━━━ AVAILABLE RECORDS

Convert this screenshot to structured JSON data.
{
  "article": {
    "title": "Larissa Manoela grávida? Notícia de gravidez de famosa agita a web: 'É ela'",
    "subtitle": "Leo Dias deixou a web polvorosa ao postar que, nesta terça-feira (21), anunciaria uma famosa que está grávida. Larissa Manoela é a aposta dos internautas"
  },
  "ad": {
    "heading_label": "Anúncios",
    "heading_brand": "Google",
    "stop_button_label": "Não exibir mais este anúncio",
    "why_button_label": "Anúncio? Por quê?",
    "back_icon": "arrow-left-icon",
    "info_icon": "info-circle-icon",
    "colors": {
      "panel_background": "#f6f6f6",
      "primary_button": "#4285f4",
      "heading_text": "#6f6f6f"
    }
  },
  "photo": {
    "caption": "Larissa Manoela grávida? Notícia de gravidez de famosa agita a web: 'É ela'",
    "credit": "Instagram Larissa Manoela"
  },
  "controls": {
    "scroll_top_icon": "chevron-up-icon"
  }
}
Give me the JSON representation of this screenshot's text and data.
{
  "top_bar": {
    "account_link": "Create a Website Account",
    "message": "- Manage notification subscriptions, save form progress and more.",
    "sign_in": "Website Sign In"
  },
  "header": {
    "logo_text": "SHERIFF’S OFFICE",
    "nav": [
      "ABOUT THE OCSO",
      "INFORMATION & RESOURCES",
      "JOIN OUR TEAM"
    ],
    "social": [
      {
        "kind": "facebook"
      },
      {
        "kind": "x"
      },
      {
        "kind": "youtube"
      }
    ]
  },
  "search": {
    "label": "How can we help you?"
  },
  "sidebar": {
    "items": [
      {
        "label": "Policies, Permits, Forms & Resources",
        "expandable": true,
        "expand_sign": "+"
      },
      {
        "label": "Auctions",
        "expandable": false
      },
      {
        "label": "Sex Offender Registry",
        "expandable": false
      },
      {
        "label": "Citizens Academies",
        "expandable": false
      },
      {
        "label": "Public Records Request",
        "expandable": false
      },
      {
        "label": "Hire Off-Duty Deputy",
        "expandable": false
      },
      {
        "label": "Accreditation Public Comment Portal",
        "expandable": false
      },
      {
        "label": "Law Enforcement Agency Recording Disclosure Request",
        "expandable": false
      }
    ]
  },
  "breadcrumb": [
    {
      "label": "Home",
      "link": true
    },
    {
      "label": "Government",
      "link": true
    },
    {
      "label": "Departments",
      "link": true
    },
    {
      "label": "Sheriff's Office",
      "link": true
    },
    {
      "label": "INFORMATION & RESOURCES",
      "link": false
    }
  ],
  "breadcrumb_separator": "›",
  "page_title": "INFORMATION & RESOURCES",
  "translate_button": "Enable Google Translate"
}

━━━━━━

OBJECTIVE>
All lines that include "Request" are to be gathered and copied.

ANSWER TO THE EXERCISE>
        "label": "Public Records Request",
        "label": "Law Enforcement Agency Recording Disclosure Request",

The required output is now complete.